Stated task: Go through the material below and copy all lines with "icon".

Data provided:
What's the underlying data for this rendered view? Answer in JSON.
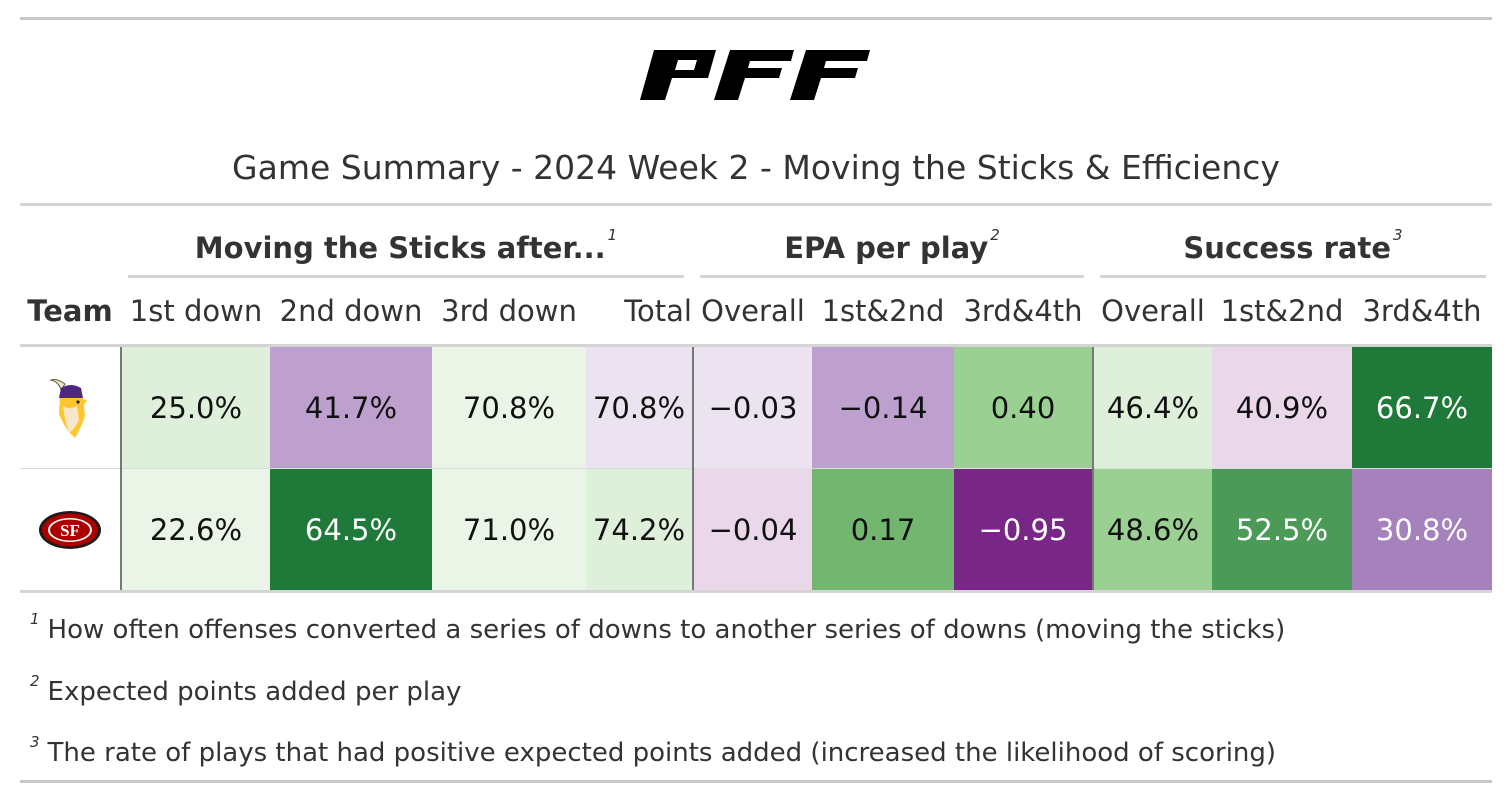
{
  "brand": {
    "logo_text": "PFF"
  },
  "title": "Game Summary - 2024 Week 2 - Moving the Sticks & Efficiency",
  "spanners": [
    {
      "label": "Moving the Sticks after...",
      "note": "1"
    },
    {
      "label": "EPA per play",
      "note": "2"
    },
    {
      "label": "Success rate",
      "note": "3"
    }
  ],
  "columns": [
    "Team",
    "1st down",
    "2nd down",
    "3rd down",
    "Total",
    "Overall",
    "1st&2nd",
    "3rd&4th",
    "Overall",
    "1st&2nd",
    "3rd&4th"
  ],
  "rows": [
    {
      "team_icon": "vikings-logo-icon",
      "values": [
        "25.0%",
        "41.7%",
        "70.8%",
        "70.8%",
        "−0.03",
        "−0.14",
        "0.40",
        "46.4%",
        "40.9%",
        "66.7%"
      ],
      "colors": [
        "#dff0da",
        "#bda0ce",
        "#eaf4e7",
        "#ebe3ef",
        "#ebe3ef",
        "#bda0ce",
        "#9bd093",
        "#dff0da",
        "#ead7ea",
        "#1f7a39"
      ]
    },
    {
      "team_icon": "49ers-logo-icon",
      "values": [
        "22.6%",
        "64.5%",
        "71.0%",
        "74.2%",
        "−0.04",
        "0.17",
        "−0.95",
        "48.6%",
        "52.5%",
        "30.8%"
      ],
      "colors": [
        "#eaf4e7",
        "#1f7a39",
        "#eaf4e7",
        "#dff0da",
        "#ead7ea",
        "#72b670",
        "#782786",
        "#9bd093",
        "#4b9a57",
        "#a682bd"
      ]
    }
  ],
  "footnotes": [
    {
      "mark": "1",
      "text": "How often offenses converted a series of downs to another series of downs (moving the sticks)"
    },
    {
      "mark": "2",
      "text": "Expected points added per play"
    },
    {
      "mark": "3",
      "text": "The rate of plays that had positive expected points added (increased the likelihood of scoring)"
    }
  ]
}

The result:
      "team_icon": "vikings-logo-icon",
      "team_icon": "49ers-logo-icon",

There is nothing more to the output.